Directive =
Write out all the entries word for word, but skip any images.

Material to process =
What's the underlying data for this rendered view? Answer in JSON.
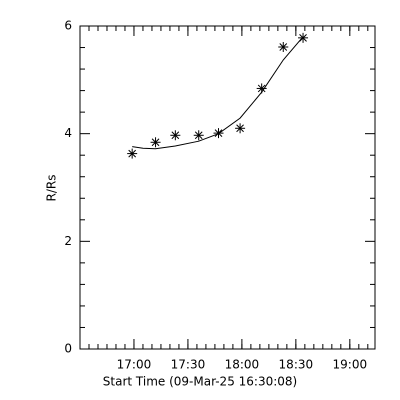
{
  "chart_data": {
    "type": "scatter",
    "xlabel": "Start Time (09-Mar-25 16:30:08)",
    "ylabel": "R/Rs",
    "xlim": [
      990,
      1154
    ],
    "xticks": [
      {
        "value": 1020,
        "label": "17:00"
      },
      {
        "value": 1050,
        "label": "17:30"
      },
      {
        "value": 1080,
        "label": "18:00"
      },
      {
        "value": 1110,
        "label": "18:30"
      },
      {
        "value": 1140,
        "label": "19:00"
      }
    ],
    "ylim": [
      0,
      6
    ],
    "yticks": [
      0,
      2,
      4,
      6
    ],
    "series": [
      {
        "kind": "points",
        "color": "#000000",
        "x": [
          1019,
          1032,
          1043,
          1056,
          1067,
          1079,
          1091,
          1103,
          1114
        ],
        "values": [
          3.63,
          3.84,
          3.97,
          3.97,
          4.01,
          4.1,
          4.84,
          5.61,
          5.78
        ]
      },
      {
        "kind": "line",
        "color": "#000000",
        "x": [
          1019,
          1025,
          1032,
          1043,
          1056,
          1067,
          1079,
          1091,
          1103,
          1114
        ],
        "values": [
          3.76,
          3.73,
          3.72,
          3.77,
          3.86,
          4.0,
          4.29,
          4.77,
          5.37,
          5.8
        ]
      }
    ]
  }
}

Task result =
What's the underlying data for this rendered view? Answer in JSON.
{
  "chart_data": {
    "type": "scatter",
    "xlabel": "Start Time (09-Mar-25 16:30:08)",
    "ylabel": "R/Rs",
    "xlim": [
      990,
      1154
    ],
    "xticks": [
      {
        "value": 1020,
        "label": "17:00"
      },
      {
        "value": 1050,
        "label": "17:30"
      },
      {
        "value": 1080,
        "label": "18:00"
      },
      {
        "value": 1110,
        "label": "18:30"
      },
      {
        "value": 1140,
        "label": "19:00"
      }
    ],
    "ylim": [
      0,
      6
    ],
    "yticks": [
      0,
      2,
      4,
      6
    ],
    "series": [
      {
        "kind": "points",
        "color": "#000000",
        "x": [
          1019,
          1032,
          1043,
          1056,
          1067,
          1079,
          1091,
          1103,
          1114
        ],
        "values": [
          3.63,
          3.84,
          3.97,
          3.97,
          4.01,
          4.1,
          4.84,
          5.61,
          5.78
        ]
      },
      {
        "kind": "line",
        "color": "#000000",
        "x": [
          1019,
          1025,
          1032,
          1043,
          1056,
          1067,
          1079,
          1091,
          1103,
          1114
        ],
        "values": [
          3.76,
          3.73,
          3.72,
          3.77,
          3.86,
          4.0,
          4.29,
          4.77,
          5.37,
          5.8
        ]
      }
    ]
  }
}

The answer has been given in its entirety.